Present each line of the entries below that holds the word "this".

Entries shown:
start
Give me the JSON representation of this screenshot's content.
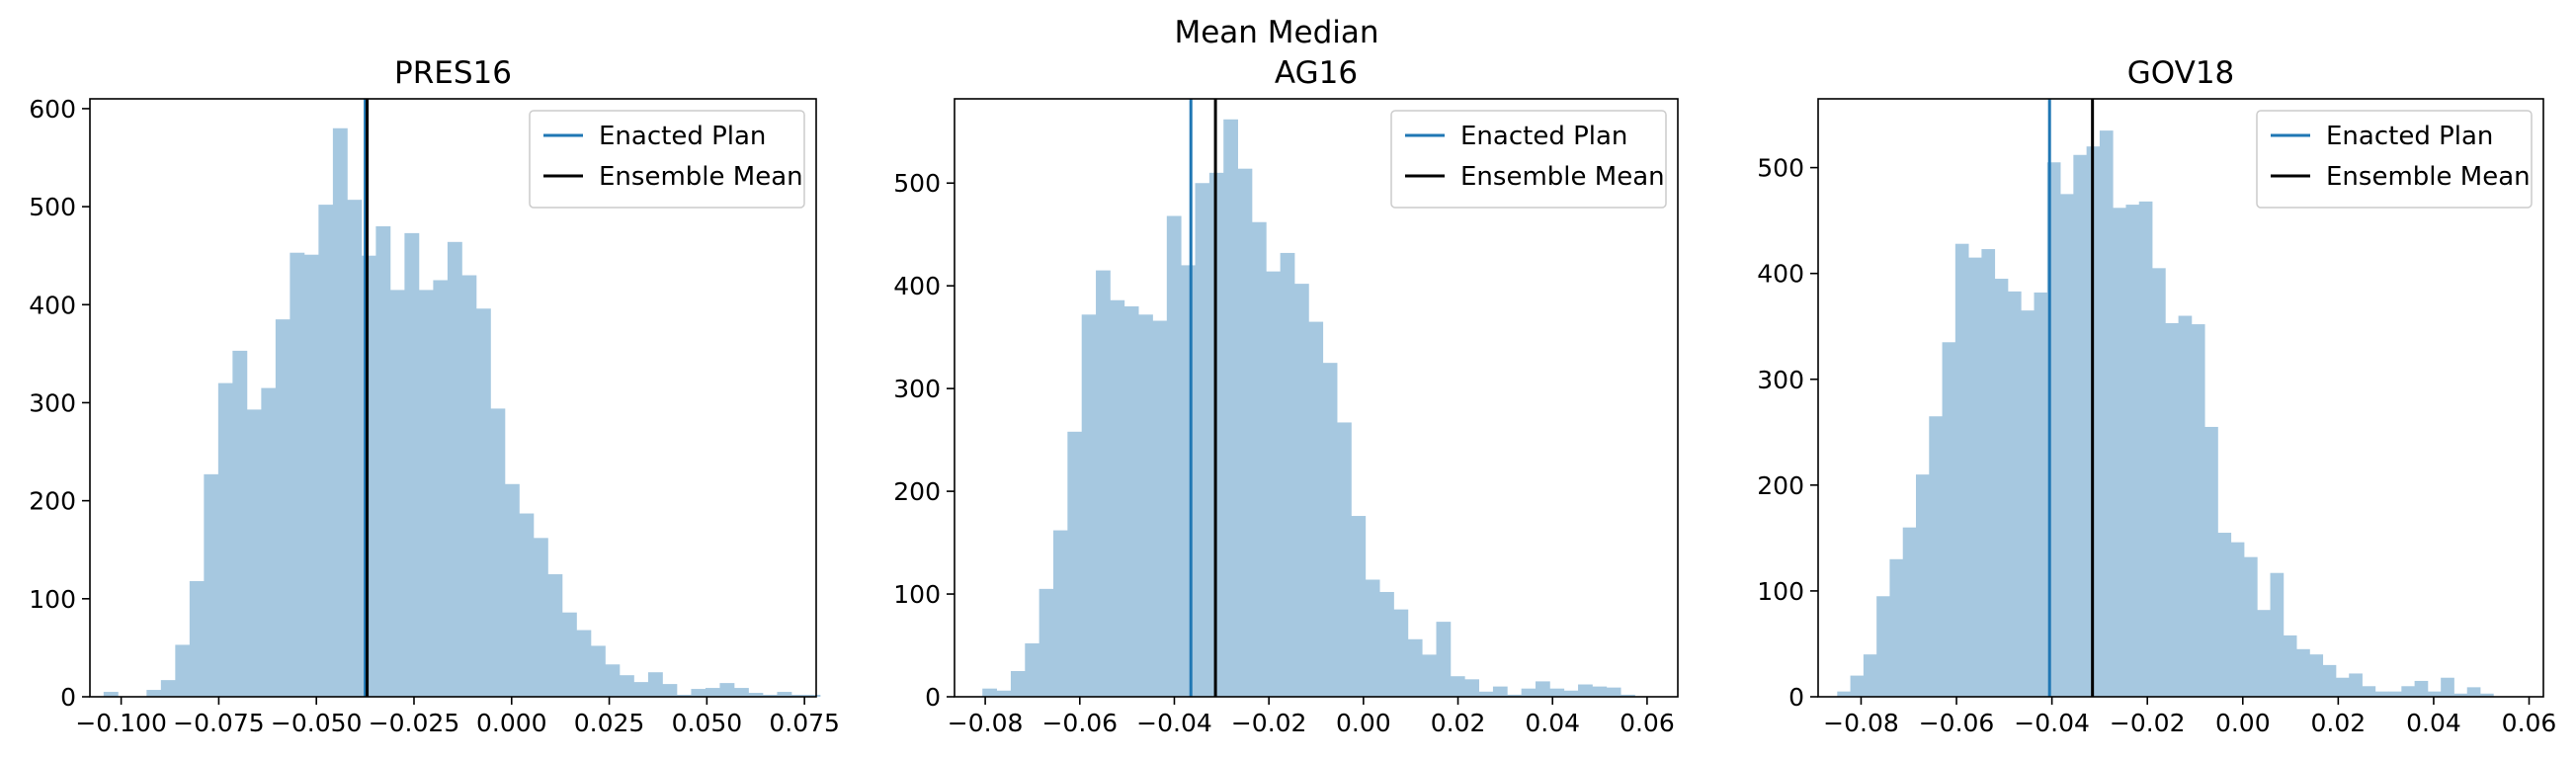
{
  "chart_data": {
    "suptitle": "Mean Median",
    "type": "histogram",
    "legend_position": "upper right",
    "legend": [
      {
        "label": "Enacted Plan",
        "color": "#1f77b4"
      },
      {
        "label": "Ensemble Mean",
        "color": "#000000"
      }
    ],
    "bar_color": "#a6c8e0",
    "panels": [
      {
        "title": "PRES16",
        "xlim": [
          -0.108,
          0.078
        ],
        "ylim": [
          0,
          610
        ],
        "xticks": [
          -0.1,
          -0.075,
          -0.05,
          -0.025,
          0.0,
          0.025,
          0.05,
          0.075
        ],
        "xtick_labels": [
          "−0.100",
          "−0.075",
          "−0.050",
          "−0.025",
          "0.000",
          "0.025",
          "0.050",
          "0.075"
        ],
        "yticks": [
          0,
          100,
          200,
          300,
          400,
          500,
          600
        ],
        "enacted_plan": -0.0375,
        "ensemble_mean": -0.037,
        "bins": {
          "start": -0.1045,
          "width": 0.00367,
          "counts": [
            5,
            0,
            0,
            7,
            17,
            53,
            118,
            227,
            320,
            353,
            293,
            315,
            385,
            453,
            451,
            502,
            580,
            507,
            450,
            480,
            415,
            473,
            415,
            425,
            464,
            430,
            396,
            294,
            217,
            187,
            162,
            125,
            86,
            68,
            52,
            33,
            22,
            15,
            25,
            13,
            2,
            8,
            9,
            14,
            9,
            4,
            2,
            5,
            2,
            2
          ]
        }
      },
      {
        "title": "AG16",
        "xlim": [
          -0.0865,
          0.0665
        ],
        "ylim": [
          0,
          582
        ],
        "xticks": [
          -0.08,
          -0.06,
          -0.04,
          -0.02,
          0.0,
          0.02,
          0.04,
          0.06
        ],
        "xtick_labels": [
          "−0.08",
          "−0.06",
          "−0.04",
          "−0.02",
          "0.00",
          "0.02",
          "0.04",
          "0.06"
        ],
        "yticks": [
          0,
          100,
          200,
          300,
          400,
          500
        ],
        "enacted_plan": -0.0365,
        "ensemble_mean": -0.0313,
        "bins": {
          "start": -0.0806,
          "width": 0.003,
          "counts": [
            8,
            6,
            25,
            52,
            105,
            162,
            258,
            372,
            415,
            386,
            380,
            372,
            366,
            468,
            420,
            500,
            510,
            562,
            514,
            462,
            414,
            432,
            402,
            365,
            325,
            267,
            176,
            114,
            102,
            85,
            56,
            41,
            73,
            20,
            17,
            5,
            10,
            2,
            8,
            15,
            8,
            6,
            12,
            10,
            9,
            2
          ]
        }
      },
      {
        "title": "GOV18",
        "xlim": [
          -0.089,
          0.063
        ],
        "ylim": [
          0,
          565
        ],
        "xticks": [
          -0.08,
          -0.06,
          -0.04,
          -0.02,
          0.0,
          0.02,
          0.04,
          0.06
        ],
        "xtick_labels": [
          "−0.08",
          "−0.06",
          "−0.04",
          "−0.02",
          "0.00",
          "0.02",
          "0.04",
          "0.06"
        ],
        "yticks": [
          0,
          100,
          200,
          300,
          400,
          500
        ],
        "enacted_plan": -0.0405,
        "ensemble_mean": -0.0315,
        "bins": {
          "start": -0.085,
          "width": 0.00275,
          "counts": [
            5,
            20,
            40,
            95,
            130,
            160,
            210,
            265,
            335,
            428,
            415,
            423,
            395,
            383,
            365,
            382,
            505,
            475,
            512,
            520,
            535,
            462,
            465,
            468,
            405,
            353,
            360,
            352,
            255,
            155,
            146,
            132,
            82,
            117,
            58,
            45,
            40,
            30,
            18,
            22,
            10,
            5,
            5,
            10,
            15,
            5,
            18,
            3,
            9,
            3
          ]
        }
      }
    ]
  }
}
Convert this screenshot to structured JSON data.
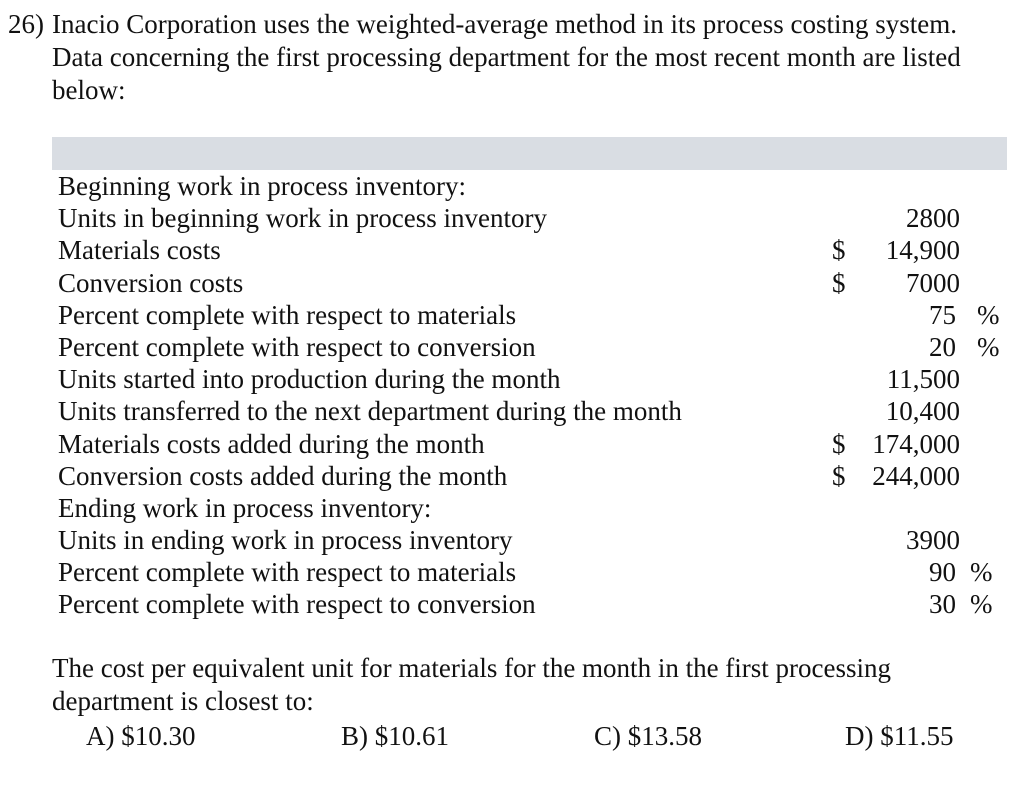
{
  "question": {
    "number": "26)",
    "lines": [
      "Inacio Corporation uses the weighted-average method in its process costing system.",
      "Data concerning the first processing department for the most recent month are listed",
      "below:"
    ]
  },
  "table": {
    "rows": [
      {
        "label": "Beginning work in process inventory:",
        "dollar": "",
        "amount": "",
        "pct": "",
        "pct_sign": ""
      },
      {
        "label": "Units in beginning work in process inventory",
        "dollar": "",
        "amount": "2800",
        "pct": "",
        "pct_sign": ""
      },
      {
        "label": "Materials costs",
        "dollar": "$",
        "amount": "14,900",
        "pct": "",
        "pct_sign": ""
      },
      {
        "label": "Conversion costs",
        "dollar": "$",
        "amount": "7000",
        "pct": "",
        "pct_sign": ""
      },
      {
        "label": "Percent complete with respect to materials",
        "dollar": "",
        "amount": "",
        "pct": "75",
        "pct_sign": "%"
      },
      {
        "label": "Percent complete with respect to conversion",
        "dollar": "",
        "amount": "",
        "pct": "20",
        "pct_sign": "%"
      },
      {
        "label": "Units started into production during the month",
        "dollar": "",
        "amount": "11,500",
        "pct": "",
        "pct_sign": ""
      },
      {
        "label": "Units transferred to the next department during the month",
        "dollar": "",
        "amount": "10,400",
        "pct": "",
        "pct_sign": ""
      },
      {
        "label": "Materials costs added during the month",
        "dollar": "$",
        "amount": "174,000",
        "pct": "",
        "pct_sign": ""
      },
      {
        "label": "Conversion costs added during the month",
        "dollar": "$",
        "amount": "244,000",
        "pct": "",
        "pct_sign": ""
      },
      {
        "label": "Ending work in process inventory:",
        "dollar": "",
        "amount": "",
        "pct": "",
        "pct_sign": ""
      },
      {
        "label": "Units in ending work in process inventory",
        "dollar": "",
        "amount": "3900",
        "pct": "",
        "pct_sign": ""
      },
      {
        "label": "Percent complete with respect to materials",
        "dollar": "",
        "amount": "",
        "pct": "90",
        "pct_sign": "%"
      },
      {
        "label": "Percent complete with respect to conversion",
        "dollar": "",
        "amount": "",
        "pct": "30",
        "pct_sign": "%"
      }
    ]
  },
  "prompt": {
    "lines": [
      "The cost per equivalent unit for materials for the month in the first processing",
      "department is closest to:"
    ]
  },
  "choices": [
    {
      "letter": "A)",
      "value": "$10.30"
    },
    {
      "letter": "B)",
      "value": "$10.61"
    },
    {
      "letter": "C)",
      "value": "$13.58"
    },
    {
      "letter": "D)",
      "value": "$11.55"
    }
  ]
}
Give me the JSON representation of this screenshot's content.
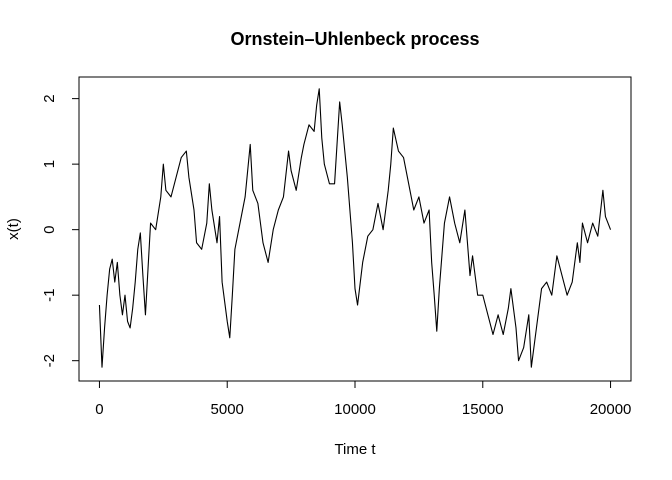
{
  "chart_data": {
    "type": "line",
    "title": "Ornstein–Uhlenbeck process",
    "x_label": "Time t",
    "y_label": "x(t)",
    "series": [
      {
        "color": "#000000",
        "x": [
          0,
          100,
          200,
          300,
          400,
          500,
          600,
          700,
          800,
          900,
          1000,
          1100,
          1200,
          1300,
          1400,
          1500,
          1600,
          1700,
          1800,
          1900,
          2000,
          2200,
          2400,
          2500,
          2600,
          2800,
          3000,
          3200,
          3400,
          3500,
          3700,
          3800,
          4000,
          4200,
          4300,
          4400,
          4600,
          4700,
          4800,
          5000,
          5100,
          5200,
          5300,
          5500,
          5700,
          5800,
          5900,
          6000,
          6200,
          6400,
          6600,
          6800,
          7000,
          7200,
          7400,
          7500,
          7700,
          7900,
          8000,
          8200,
          8400,
          8500,
          8600,
          8700,
          8800,
          9000,
          9200,
          9400,
          9500,
          9700,
          9900,
          10000,
          10100,
          10300,
          10500,
          10700,
          10900,
          11100,
          11300,
          11400,
          11500,
          11700,
          11900,
          12100,
          12300,
          12500,
          12700,
          12900,
          13000,
          13100,
          13200,
          13300,
          13500,
          13700,
          13900,
          14100,
          14300,
          14500,
          14600,
          14800,
          15000,
          15200,
          15400,
          15600,
          15800,
          16000,
          16100,
          16300,
          16400,
          16600,
          16800,
          16900,
          17100,
          17300,
          17500,
          17700,
          17900,
          18100,
          18300,
          18500,
          18700,
          18800,
          18900,
          19100,
          19300,
          19500,
          19700,
          19800,
          20000
        ],
        "values": [
          -1.15,
          -2.1,
          -1.5,
          -1.0,
          -0.6,
          -0.45,
          -0.8,
          -0.5,
          -1.0,
          -1.3,
          -1.0,
          -1.4,
          -1.5,
          -1.2,
          -0.8,
          -0.3,
          -0.05,
          -0.7,
          -1.3,
          -0.6,
          0.1,
          0.0,
          0.5,
          1.0,
          0.6,
          0.5,
          0.8,
          1.1,
          1.2,
          0.8,
          0.3,
          -0.2,
          -0.3,
          0.1,
          0.7,
          0.3,
          -0.2,
          0.2,
          -0.8,
          -1.4,
          -1.65,
          -1.0,
          -0.3,
          0.1,
          0.5,
          0.9,
          1.3,
          0.6,
          0.4,
          -0.2,
          -0.5,
          0.0,
          0.3,
          0.5,
          1.2,
          0.9,
          0.6,
          1.1,
          1.3,
          1.6,
          1.5,
          1.9,
          2.15,
          1.4,
          1.0,
          0.7,
          0.7,
          1.95,
          1.6,
          0.8,
          -0.2,
          -0.9,
          -1.15,
          -0.5,
          -0.1,
          0.0,
          0.4,
          0.0,
          0.6,
          1.0,
          1.55,
          1.2,
          1.1,
          0.7,
          0.3,
          0.5,
          0.1,
          0.3,
          -0.5,
          -1.0,
          -1.55,
          -0.9,
          0.1,
          0.5,
          0.1,
          -0.2,
          0.3,
          -0.7,
          -0.4,
          -1.0,
          -1.0,
          -1.3,
          -1.6,
          -1.3,
          -1.6,
          -1.2,
          -0.9,
          -1.5,
          -2.0,
          -1.8,
          -1.3,
          -2.1,
          -1.5,
          -0.9,
          -0.8,
          -1.0,
          -0.4,
          -0.7,
          -1.0,
          -0.8,
          -0.2,
          -0.5,
          0.1,
          -0.2,
          0.1,
          -0.1,
          0.6,
          0.2,
          0.0
        ]
      }
    ],
    "xlim": [
      -800,
      20800
    ],
    "ylim": [
      -2.31,
      2.33
    ],
    "xticks": [
      0,
      5000,
      10000,
      15000,
      20000
    ],
    "yticks": [
      -2,
      -1,
      0,
      1,
      2
    ]
  }
}
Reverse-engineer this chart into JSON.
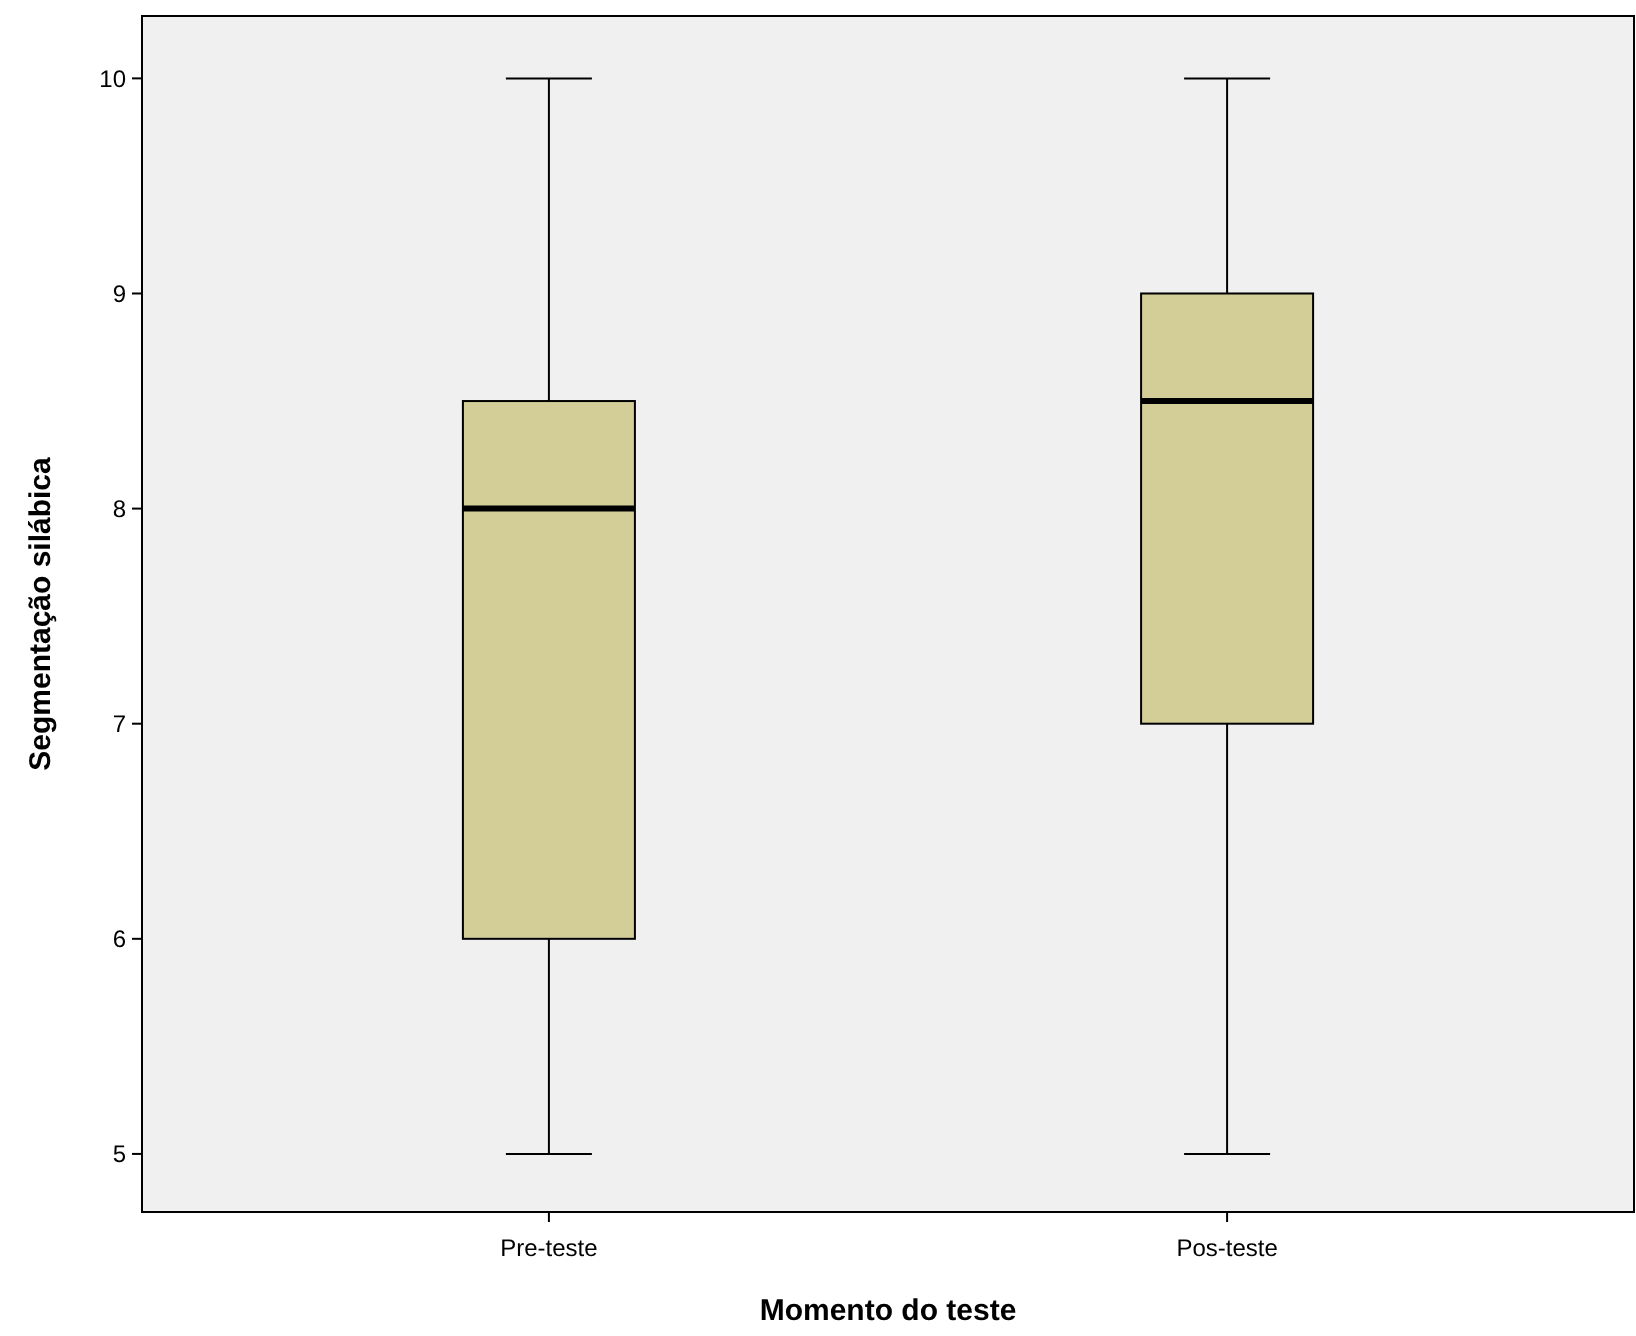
{
  "chart_data": {
    "type": "box",
    "xlabel": "Momento do teste",
    "ylabel": "Segmentação silábica",
    "categories": [
      "Pre-teste",
      "Pos-teste"
    ],
    "boxes": [
      {
        "low": 5,
        "q1": 6,
        "median": 8,
        "q3": 8.5,
        "high": 10
      },
      {
        "low": 5,
        "q1": 7,
        "median": 8.5,
        "q3": 9,
        "high": 10
      }
    ],
    "color": "#d3ce97",
    "ylim": [
      4.73,
      10.29
    ],
    "yticks": [
      5,
      6,
      7,
      8,
      9,
      10
    ],
    "grid": false
  }
}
end
Response to the exercise:
Give me the JSON representation of this screenshot's content.
Convert this screenshot to structured JSON data.
Give me the JSON representation of this screenshot's content.
Reverse-engineer this chart into JSON.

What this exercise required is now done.